## Stated task
Go through the data and copy every line exactly, but not the images.

↓

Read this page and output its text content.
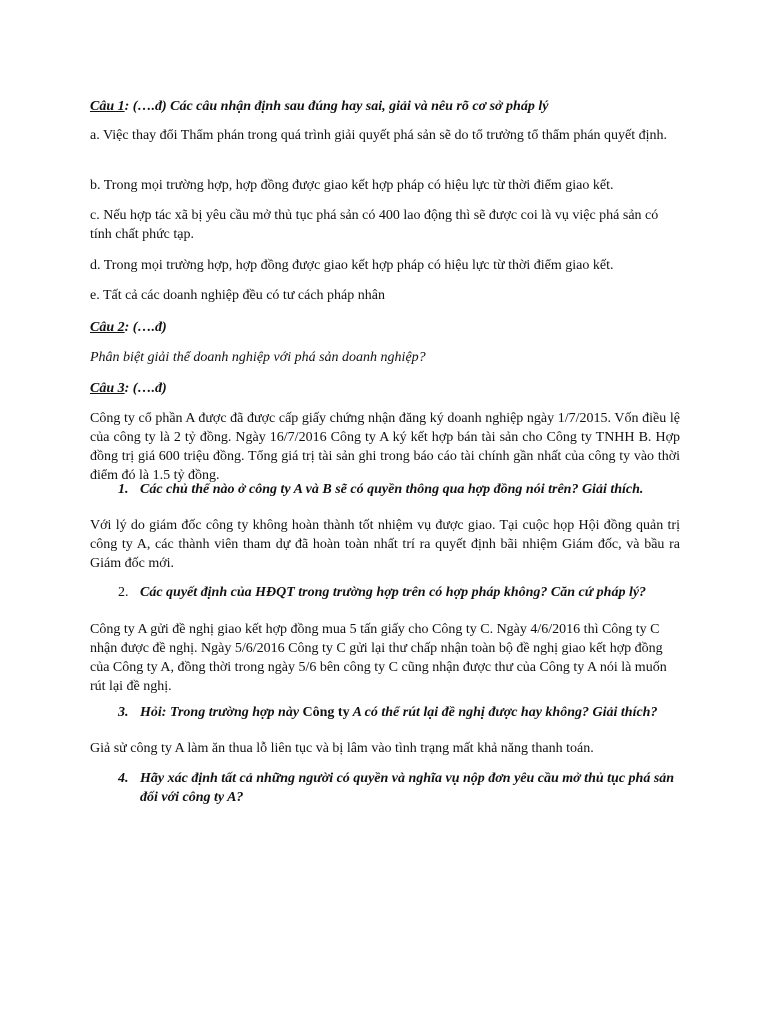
Câu 1: (….đ) Các câu nhận định sau đúng hay sai, giải và nêu rõ cơ sở pháp lý

a. Việc thay đổi Thẩm phán trong quá trình giải quyết phá sản sẽ do tổ trưởng tổ thẩm phán quyết định.

b. Trong mọi trường hợp, hợp đồng được giao kết hợp pháp có hiệu lực từ thời điểm giao kết.

c. Nếu hợp tác xã bị yêu cầu mở thủ tục phá sản có 400 lao động thì sẽ được coi là vụ việc phá sản có tính chất phức tạp.

d. Trong mọi trường hợp, hợp đồng được giao kết hợp pháp có hiệu lực từ thời điểm giao kết.

e. Tất cả các doanh nghiệp đều có tư cách pháp nhân

Câu 2: (….đ)

Phân biệt giải thể doanh nghiệp với phá sản doanh nghiệp?

Câu 3: (….đ)

Công ty cổ phần A được đã được cấp giấy chứng nhận đăng ký doanh nghiệp ngày 1/7/2015. Vốn điều lệ của công ty là 2 tỷ đồng. Ngày 16/7/2016 Công ty A ký kết hợp bán tài sản cho Công ty TNHH B. Hợp đồng trị giá 600 triệu đồng. Tổng giá trị tài sản ghi trong báo cáo tài chính gần nhất của công ty vào thời điểm đó là 1.5 tỷ đồng.

1. Các chủ thể nào ở công ty A và B sẽ có quyền thông qua hợp đồng nói trên? Giải thích.

Với lý do giám đốc công ty không hoàn thành tốt nhiệm vụ được giao. Tại cuộc họp Hội đồng quản trị công ty A, các thành viên tham dự đã hoàn toàn nhất trí ra quyết định bãi nhiệm Giám đốc, và bầu ra Giám đốc mới.

2. Các quyết định của HĐQT trong trường hợp trên có hợp pháp không? Căn cứ pháp lý?

Công ty A gửi đề nghị giao kết hợp đồng mua 5 tấn giấy cho Công ty C. Ngày 4/6/2016 thì Công ty C nhận được đề nghị. Ngày 5/6/2016 Công ty C gửi lại thư chấp nhận toàn bộ đề nghị giao kết hợp đồng của Công ty A, đồng thời trong ngày 5/6 bên công ty C cũng nhận được thư của Công ty A nói là muốn rút lại đề nghị.

3. Hỏi: Trong trường hợp này Công ty A có thể rút lại đề nghị được hay không? Giải thích?

Giả sử công ty A làm ăn thua lỗ liên tục và bị lâm vào tình trạng mất khả năng thanh toán.

4. Hãy xác định tất cả những người có quyền và nghĩa vụ nộp đơn yêu cầu mở thủ tục phá sản đối với công ty A?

↑

## Exercise solution
Read this page and output its text content.
Câu 1: (….đ) Các câu nhận định sau đúng hay sai, giải và nêu rõ cơ sở pháp lý

a. Việc thay đổi Thẩm phán trong quá trình giải quyết phá sản sẽ do tổ trưởng tổ thẩm phán quyết định.

b. Trong mọi trường hợp, hợp đồng được giao kết hợp pháp có hiệu lực từ thời điểm giao kết.

c. Nếu hợp tác xã bị yêu cầu mở thủ tục phá sản có 400 lao động thì sẽ được coi là vụ việc phá sản có tính chất phức tạp.

d. Trong mọi trường hợp, hợp đồng được giao kết hợp pháp có hiệu lực từ thời điểm giao kết.

e. Tất cả các doanh nghiệp đều có tư cách pháp nhân

Câu 2: (….đ)

Phân biệt giải thể doanh nghiệp với phá sản doanh nghiệp?

Câu 3: (….đ)

Công ty cổ phần A được đã được cấp giấy chứng nhận đăng ký doanh nghiệp ngày 1/7/2015. Vốn điều lệ của công ty là 2 tỷ đồng. Ngày 16/7/2016 Công ty A ký kết hợp bán tài sản cho Công ty TNHH B. Hợp đồng trị giá 600 triệu đồng. Tổng giá trị tài sản ghi trong báo cáo tài chính gần nhất của công ty vào thời điểm đó là 1.5 tỷ đồng.

1. Các chủ thể nào ở công ty A và B sẽ có quyền thông qua hợp đồng nói trên? Giải thích.

Với lý do giám đốc công ty không hoàn thành tốt nhiệm vụ được giao. Tại cuộc họp Hội đồng quản trị công ty A, các thành viên tham dự đã hoàn toàn nhất trí ra quyết định bãi nhiệm Giám đốc, và bầu ra Giám đốc mới.

2. Các quyết định của HĐQT trong trường hợp trên có hợp pháp không? Căn cứ pháp lý?

Công ty A gửi đề nghị giao kết hợp đồng mua 5 tấn giấy cho Công ty C. Ngày 4/6/2016 thì Công ty C nhận được đề nghị. Ngày 5/6/2016 Công ty C gửi lại thư chấp nhận toàn bộ đề nghị giao kết hợp đồng của Công ty A, đồng thời trong ngày 5/6 bên công ty C cũng nhận được thư của Công ty A nói là muốn rút lại đề nghị.

3. Hỏi: Trong trường hợp này Công ty A có thể rút lại đề nghị được hay không? Giải thích?

Giả sử công ty A làm ăn thua lỗ liên tục và bị lâm vào tình trạng mất khả năng thanh toán.

4. Hãy xác định tất cả những người có quyền và nghĩa vụ nộp đơn yêu cầu mở thủ tục phá sản đối với công ty A?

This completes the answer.